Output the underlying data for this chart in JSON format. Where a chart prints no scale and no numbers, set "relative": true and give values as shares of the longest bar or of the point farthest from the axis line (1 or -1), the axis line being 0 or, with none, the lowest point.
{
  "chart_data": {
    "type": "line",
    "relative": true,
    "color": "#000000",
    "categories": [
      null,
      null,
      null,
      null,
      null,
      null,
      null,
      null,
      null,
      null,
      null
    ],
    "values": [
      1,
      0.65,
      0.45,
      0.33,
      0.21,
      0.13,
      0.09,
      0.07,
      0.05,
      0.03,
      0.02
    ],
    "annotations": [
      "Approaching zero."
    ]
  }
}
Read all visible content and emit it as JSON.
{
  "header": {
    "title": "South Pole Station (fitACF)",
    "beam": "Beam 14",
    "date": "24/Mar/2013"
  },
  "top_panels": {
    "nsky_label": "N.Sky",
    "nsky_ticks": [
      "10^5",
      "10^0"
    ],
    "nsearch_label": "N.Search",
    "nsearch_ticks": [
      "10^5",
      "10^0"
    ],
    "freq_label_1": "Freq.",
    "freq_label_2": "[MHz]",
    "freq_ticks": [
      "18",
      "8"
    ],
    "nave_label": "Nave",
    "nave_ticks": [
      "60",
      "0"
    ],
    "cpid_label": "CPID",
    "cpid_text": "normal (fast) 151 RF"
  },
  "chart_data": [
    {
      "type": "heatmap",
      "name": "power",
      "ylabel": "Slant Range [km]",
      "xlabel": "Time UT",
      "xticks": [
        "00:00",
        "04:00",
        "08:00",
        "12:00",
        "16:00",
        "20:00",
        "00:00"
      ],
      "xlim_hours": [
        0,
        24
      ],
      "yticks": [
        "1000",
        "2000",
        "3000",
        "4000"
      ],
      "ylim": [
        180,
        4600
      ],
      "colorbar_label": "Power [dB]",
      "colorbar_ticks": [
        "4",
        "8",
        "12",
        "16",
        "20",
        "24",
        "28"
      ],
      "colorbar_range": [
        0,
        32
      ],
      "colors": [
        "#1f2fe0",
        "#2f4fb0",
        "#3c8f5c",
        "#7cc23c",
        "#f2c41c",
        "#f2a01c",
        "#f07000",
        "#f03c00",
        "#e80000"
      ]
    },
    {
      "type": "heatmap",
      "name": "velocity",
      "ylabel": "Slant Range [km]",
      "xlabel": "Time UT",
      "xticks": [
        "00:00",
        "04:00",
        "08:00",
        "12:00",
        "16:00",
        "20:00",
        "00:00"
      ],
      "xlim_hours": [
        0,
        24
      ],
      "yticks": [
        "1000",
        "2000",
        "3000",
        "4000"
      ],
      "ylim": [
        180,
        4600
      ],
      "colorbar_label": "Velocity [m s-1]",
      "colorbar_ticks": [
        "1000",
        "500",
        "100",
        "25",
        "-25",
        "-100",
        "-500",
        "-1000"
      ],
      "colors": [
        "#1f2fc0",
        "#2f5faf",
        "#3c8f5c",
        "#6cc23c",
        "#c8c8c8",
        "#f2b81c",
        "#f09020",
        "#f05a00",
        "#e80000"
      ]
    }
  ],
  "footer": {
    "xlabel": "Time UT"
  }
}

○ ○ ○ ○ ○ ○ ○

__Exercise task__. Copy out each line exactly.

__Finished task__.
Output the underlying data for this chart in JSON format. Where a chart prints no scale and no numbers, set "relative": true and give values as shares of the longest bar or of the point farthest from the axis line (1 or -1), the axis line being 0 or, with none, the lowest point.
{
  "chart_data": {
    "type": "line",
    "relative": true,
    "color": "#000000",
    "categories": [
      null,
      null,
      null,
      null,
      null,
      null,
      null,
      null,
      null,
      null,
      null
    ],
    "values": [
      1,
      0.65,
      0.45,
      0.33,
      0.21,
      0.13,
      0.09,
      0.07,
      0.05,
      0.03,
      0.02
    ],
    "annotations": [
      "Approaching zero."
    ]
  }
}
Read all visible content and emit it as JSON.
{
  "header": {
    "title": "South Pole Station (fitACF)",
    "beam": "Beam 14",
    "date": "24/Mar/2013"
  },
  "top_panels": {
    "nsky_label": "N.Sky",
    "nsky_ticks": [
      "10^5",
      "10^0"
    ],
    "nsearch_label": "N.Search",
    "nsearch_ticks": [
      "10^5",
      "10^0"
    ],
    "freq_label_1": "Freq.",
    "freq_label_2": "[MHz]",
    "freq_ticks": [
      "18",
      "8"
    ],
    "nave_label": "Nave",
    "nave_ticks": [
      "60",
      "0"
    ],
    "cpid_label": "CPID",
    "cpid_text": "normal (fast) 151 RF"
  },
  "chart_data": [
    {
      "type": "heatmap",
      "name": "power",
      "ylabel": "Slant Range [km]",
      "xlabel": "Time UT",
      "xticks": [
        "00:00",
        "04:00",
        "08:00",
        "12:00",
        "16:00",
        "20:00",
        "00:00"
      ],
      "xlim_hours": [
        0,
        24
      ],
      "yticks": [
        "1000",
        "2000",
        "3000",
        "4000"
      ],
      "ylim": [
        180,
        4600
      ],
      "colorbar_label": "Power [dB]",
      "colorbar_ticks": [
        "4",
        "8",
        "12",
        "16",
        "20",
        "24",
        "28"
      ],
      "colorbar_range": [
        0,
        32
      ],
      "colors": [
        "#1f2fe0",
        "#2f4fb0",
        "#3c8f5c",
        "#7cc23c",
        "#f2c41c",
        "#f2a01c",
        "#f07000",
        "#f03c00",
        "#e80000"
      ]
    },
    {
      "type": "heatmap",
      "name": "velocity",
      "ylabel": "Slant Range [km]",
      "xlabel": "Time UT",
      "xticks": [
        "00:00",
        "04:00",
        "08:00",
        "12:00",
        "16:00",
        "20:00",
        "00:00"
      ],
      "xlim_hours": [
        0,
        24
      ],
      "yticks": [
        "1000",
        "2000",
        "3000",
        "4000"
      ],
      "ylim": [
        180,
        4600
      ],
      "colorbar_label": "Velocity [m s-1]",
      "colorbar_ticks": [
        "1000",
        "500",
        "100",
        "25",
        "-25",
        "-100",
        "-500",
        "-1000"
      ],
      "colors": [
        "#1f2fc0",
        "#2f5faf",
        "#3c8f5c",
        "#6cc23c",
        "#c8c8c8",
        "#f2b81c",
        "#f09020",
        "#f05a00",
        "#e80000"
      ]
    }
  ],
  "footer": {
    "xlabel": "Time UT"
  }
}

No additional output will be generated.